Look for the string "Philipp" in every line, and copy each line that has it.

** start **

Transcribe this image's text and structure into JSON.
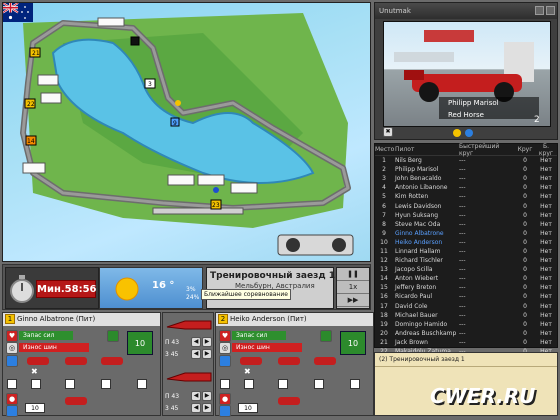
{
  "map": {
    "corner_labels": [
      "21",
      "22",
      "3",
      "4",
      "7",
      "9",
      "14",
      "15",
      "18",
      "23"
    ]
  },
  "camera": {
    "title": "Unutmak",
    "driver_name": "Philipp Marisol",
    "team_name": "Red Horse",
    "position": "2"
  },
  "timing": {
    "headers": {
      "pos": "Место",
      "name": "Пилот",
      "best": "Быстрейший круг",
      "lap": "Круг",
      "pit": "Б. круг"
    },
    "rows": [
      {
        "pos": "1",
        "name": "Nils Berg",
        "best": "---",
        "lap": "0",
        "pit": "Нет"
      },
      {
        "pos": "2",
        "name": "Philipp Marisol",
        "best": "---",
        "lap": "0",
        "pit": "Нет"
      },
      {
        "pos": "3",
        "name": "John Benacaldo",
        "best": "---",
        "lap": "0",
        "pit": "Нет"
      },
      {
        "pos": "4",
        "name": "Antonio Libanone",
        "best": "---",
        "lap": "0",
        "pit": "Нет"
      },
      {
        "pos": "5",
        "name": "Kim Rotten",
        "best": "---",
        "lap": "0",
        "pit": "Нет"
      },
      {
        "pos": "6",
        "name": "Lewis Davidson",
        "best": "---",
        "lap": "0",
        "pit": "Нет"
      },
      {
        "pos": "7",
        "name": "Hyun Suksang",
        "best": "---",
        "lap": "0",
        "pit": "Нет"
      },
      {
        "pos": "8",
        "name": "Steve Mac Oda",
        "best": "---",
        "lap": "0",
        "pit": "Нет"
      },
      {
        "pos": "9",
        "name": "Ginno Albatrone",
        "best": "---",
        "lap": "0",
        "pit": "Нет",
        "hl": true
      },
      {
        "pos": "10",
        "name": "Heiko Anderson",
        "best": "---",
        "lap": "0",
        "pit": "Нет",
        "hl": true
      },
      {
        "pos": "11",
        "name": "Linnard Hallam",
        "best": "---",
        "lap": "0",
        "pit": "Нет"
      },
      {
        "pos": "12",
        "name": "Richard Tischler",
        "best": "---",
        "lap": "0",
        "pit": "Нет"
      },
      {
        "pos": "13",
        "name": "Jacopo Scilla",
        "best": "---",
        "lap": "0",
        "pit": "Нет"
      },
      {
        "pos": "14",
        "name": "Anton Wiebert",
        "best": "---",
        "lap": "0",
        "pit": "Нет"
      },
      {
        "pos": "15",
        "name": "Jeffery Breton",
        "best": "---",
        "lap": "0",
        "pit": "Нет"
      },
      {
        "pos": "16",
        "name": "Ricardo Paul",
        "best": "---",
        "lap": "0",
        "pit": "Нет"
      },
      {
        "pos": "17",
        "name": "David Cole",
        "best": "---",
        "lap": "0",
        "pit": "Нет"
      },
      {
        "pos": "18",
        "name": "Michael Bauer",
        "best": "---",
        "lap": "0",
        "pit": "Нет"
      },
      {
        "pos": "19",
        "name": "Domingo Hamido",
        "best": "---",
        "lap": "0",
        "pit": "Нет"
      },
      {
        "pos": "20",
        "name": "Andreas Buschkamp",
        "best": "---",
        "lap": "0",
        "pit": "Нет"
      },
      {
        "pos": "21",
        "name": "Jack Brown",
        "best": "---",
        "lap": "0",
        "pit": "Нет"
      },
      {
        "pos": "22",
        "name": "Makaidolu Zatuma",
        "best": "---",
        "lap": "0",
        "pit": "Нет"
      }
    ]
  },
  "controls": {
    "time": "Мин.58:56",
    "temperature": "16 °",
    "session_title": "Тренировочный заезд 1",
    "session_location": "Мельбурн, Австралия",
    "tooltip": "Ближайшее соревнование",
    "speed_label": "1x",
    "weather_small": [
      "3%",
      "24%"
    ]
  },
  "driver1": {
    "number": "1",
    "name": "Ginno Albatrone (Пит)",
    "fuel_bar": "Запас сил",
    "wear_bar": "Износ шин",
    "fuel_value": "10",
    "setting_value": "10"
  },
  "driver2": {
    "number": "2",
    "name": "Heiko Anderson (Пит)",
    "fuel_bar": "Запас сил",
    "wear_bar": "Износ шин",
    "fuel_value": "10",
    "setting_value": "10"
  },
  "middle": {
    "pressure1": "П 43",
    "pressure2": "3 45",
    "pressure3": "П 43",
    "pressure4": "3 45"
  },
  "log": {
    "messages": [
      "(2) Тренировочный заезд 1"
    ]
  },
  "watermark": "CWER.RU"
}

** end **

**ANSWER BELOW**
    "driver_name": "Philipp Marisol",
        "name": "Philipp Marisol",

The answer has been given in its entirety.